Item 1. Legal Proceedings.

     We are involved from time to time in legal proceedings relating to claims arising out of our operations in the ordinary course of business, including actions relating to our intellectual property rights.

     We do not believe that the outcome of any present litigation, or all litigation in the aggregate, other than our opposition of the one remaining European patent controlled by Canji discussed under “Risk Factors,” will have a material effect on our business. You can read the discussion of our opposition of these patents under “Risk Factors.”

Item 2. Changes in Securities and Use of Proceeds.

     None.

Item 3. Defaults Upon Senior Securities.

     None.

Item 4. Submission of Matters to a Vote of Security Holders.

     None.

Item 5. Other Information.

     Pursuant to Section 10A(i)(2) of the Securities Exchange Act of 1934, as added by Section 202 of the Sarbanes-Oxley Act of 2002, we are responsible for disclosing the approval of non-audit services approved by the audit committee of our Board of Directors (Audit Committee) to be performed by Ernst & Young LLP, our independent auditors. Non-audit services are defined as services other than those provided in connection with an audit or a review of our financial statements. Except as set forth below, the services approved by the Audit Committee are each considered by the Audit Committee to be audit-related services that are closely related to the financial audit process. Each of the services was pre-approved by the Audit Committee.

◆ **DATA EXTRACT**
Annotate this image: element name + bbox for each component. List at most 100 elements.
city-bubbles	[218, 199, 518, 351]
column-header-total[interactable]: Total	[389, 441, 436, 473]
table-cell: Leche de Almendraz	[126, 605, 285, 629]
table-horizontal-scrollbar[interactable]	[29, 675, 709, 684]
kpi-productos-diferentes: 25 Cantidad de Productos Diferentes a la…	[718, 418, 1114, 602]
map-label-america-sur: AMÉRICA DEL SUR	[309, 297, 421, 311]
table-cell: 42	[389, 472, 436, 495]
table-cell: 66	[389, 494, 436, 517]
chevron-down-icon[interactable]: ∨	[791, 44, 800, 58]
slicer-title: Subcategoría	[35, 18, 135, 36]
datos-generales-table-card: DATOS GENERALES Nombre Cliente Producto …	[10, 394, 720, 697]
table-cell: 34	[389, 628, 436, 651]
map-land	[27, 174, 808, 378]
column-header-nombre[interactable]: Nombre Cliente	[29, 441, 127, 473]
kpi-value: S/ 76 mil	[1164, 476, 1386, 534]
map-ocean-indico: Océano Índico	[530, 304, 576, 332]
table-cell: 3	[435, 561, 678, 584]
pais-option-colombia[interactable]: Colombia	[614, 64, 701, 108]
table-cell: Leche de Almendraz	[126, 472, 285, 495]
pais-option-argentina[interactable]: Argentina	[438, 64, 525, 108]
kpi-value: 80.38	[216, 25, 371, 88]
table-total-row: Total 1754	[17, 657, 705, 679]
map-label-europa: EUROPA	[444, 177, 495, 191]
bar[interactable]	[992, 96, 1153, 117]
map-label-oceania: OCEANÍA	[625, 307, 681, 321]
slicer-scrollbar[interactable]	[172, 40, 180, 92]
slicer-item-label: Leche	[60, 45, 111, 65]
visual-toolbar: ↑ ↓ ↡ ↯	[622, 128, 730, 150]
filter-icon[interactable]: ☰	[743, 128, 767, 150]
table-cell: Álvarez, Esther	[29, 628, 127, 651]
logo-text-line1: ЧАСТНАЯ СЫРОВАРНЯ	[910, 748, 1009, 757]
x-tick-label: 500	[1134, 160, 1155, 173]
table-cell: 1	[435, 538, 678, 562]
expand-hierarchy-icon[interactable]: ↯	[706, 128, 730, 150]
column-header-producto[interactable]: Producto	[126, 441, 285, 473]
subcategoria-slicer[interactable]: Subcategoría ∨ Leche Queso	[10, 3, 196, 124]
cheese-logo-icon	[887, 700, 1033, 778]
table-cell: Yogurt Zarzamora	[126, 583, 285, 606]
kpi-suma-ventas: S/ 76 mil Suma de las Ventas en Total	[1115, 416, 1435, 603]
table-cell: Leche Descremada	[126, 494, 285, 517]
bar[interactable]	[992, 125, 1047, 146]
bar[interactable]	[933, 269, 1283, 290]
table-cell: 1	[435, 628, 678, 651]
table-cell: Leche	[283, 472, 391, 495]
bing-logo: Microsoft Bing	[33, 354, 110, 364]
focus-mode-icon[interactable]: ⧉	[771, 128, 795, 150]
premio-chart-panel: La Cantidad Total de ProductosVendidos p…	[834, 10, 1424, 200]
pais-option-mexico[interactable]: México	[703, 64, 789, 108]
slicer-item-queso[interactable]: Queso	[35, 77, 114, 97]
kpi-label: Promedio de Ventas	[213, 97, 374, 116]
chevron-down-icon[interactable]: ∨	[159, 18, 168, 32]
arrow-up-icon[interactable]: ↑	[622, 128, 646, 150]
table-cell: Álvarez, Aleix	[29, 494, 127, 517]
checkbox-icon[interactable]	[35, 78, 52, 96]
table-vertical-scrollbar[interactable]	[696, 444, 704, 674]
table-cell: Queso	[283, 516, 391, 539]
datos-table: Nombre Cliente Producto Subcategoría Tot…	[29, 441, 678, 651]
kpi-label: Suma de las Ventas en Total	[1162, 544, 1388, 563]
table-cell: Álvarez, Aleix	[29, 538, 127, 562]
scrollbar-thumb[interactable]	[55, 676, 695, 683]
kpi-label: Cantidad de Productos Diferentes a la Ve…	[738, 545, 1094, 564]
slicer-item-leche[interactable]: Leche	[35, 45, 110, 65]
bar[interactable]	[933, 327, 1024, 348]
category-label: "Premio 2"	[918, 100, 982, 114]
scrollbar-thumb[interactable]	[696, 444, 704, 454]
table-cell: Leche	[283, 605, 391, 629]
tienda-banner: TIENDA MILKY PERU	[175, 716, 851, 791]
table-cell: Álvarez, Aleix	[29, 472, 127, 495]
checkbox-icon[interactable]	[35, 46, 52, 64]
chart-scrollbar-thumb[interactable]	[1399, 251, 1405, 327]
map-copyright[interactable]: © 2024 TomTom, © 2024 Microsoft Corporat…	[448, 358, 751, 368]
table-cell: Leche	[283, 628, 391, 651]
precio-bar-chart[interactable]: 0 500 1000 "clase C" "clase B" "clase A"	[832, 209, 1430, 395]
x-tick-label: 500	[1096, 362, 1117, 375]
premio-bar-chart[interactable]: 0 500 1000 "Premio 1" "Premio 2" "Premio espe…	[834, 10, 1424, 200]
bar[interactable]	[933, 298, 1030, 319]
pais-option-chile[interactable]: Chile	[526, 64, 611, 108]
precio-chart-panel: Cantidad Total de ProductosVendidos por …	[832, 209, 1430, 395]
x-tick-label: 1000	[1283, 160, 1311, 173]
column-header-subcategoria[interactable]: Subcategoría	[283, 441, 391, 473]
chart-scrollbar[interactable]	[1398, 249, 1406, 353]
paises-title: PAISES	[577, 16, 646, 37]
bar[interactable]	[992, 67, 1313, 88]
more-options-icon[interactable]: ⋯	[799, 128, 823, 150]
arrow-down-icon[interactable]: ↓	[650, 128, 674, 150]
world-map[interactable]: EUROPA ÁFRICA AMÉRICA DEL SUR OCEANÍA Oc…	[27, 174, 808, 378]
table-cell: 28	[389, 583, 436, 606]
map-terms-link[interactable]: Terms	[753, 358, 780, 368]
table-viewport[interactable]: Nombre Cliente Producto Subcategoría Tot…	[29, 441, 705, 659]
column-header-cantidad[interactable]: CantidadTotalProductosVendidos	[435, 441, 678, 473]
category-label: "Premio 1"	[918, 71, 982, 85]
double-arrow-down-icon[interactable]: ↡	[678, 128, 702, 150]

◆ **EXERCISE BRIEF**
Please state which firm the filing excerpt names as the company's independent auditors.

◆ **TASK SOLUTION**
Ernst & Young LLP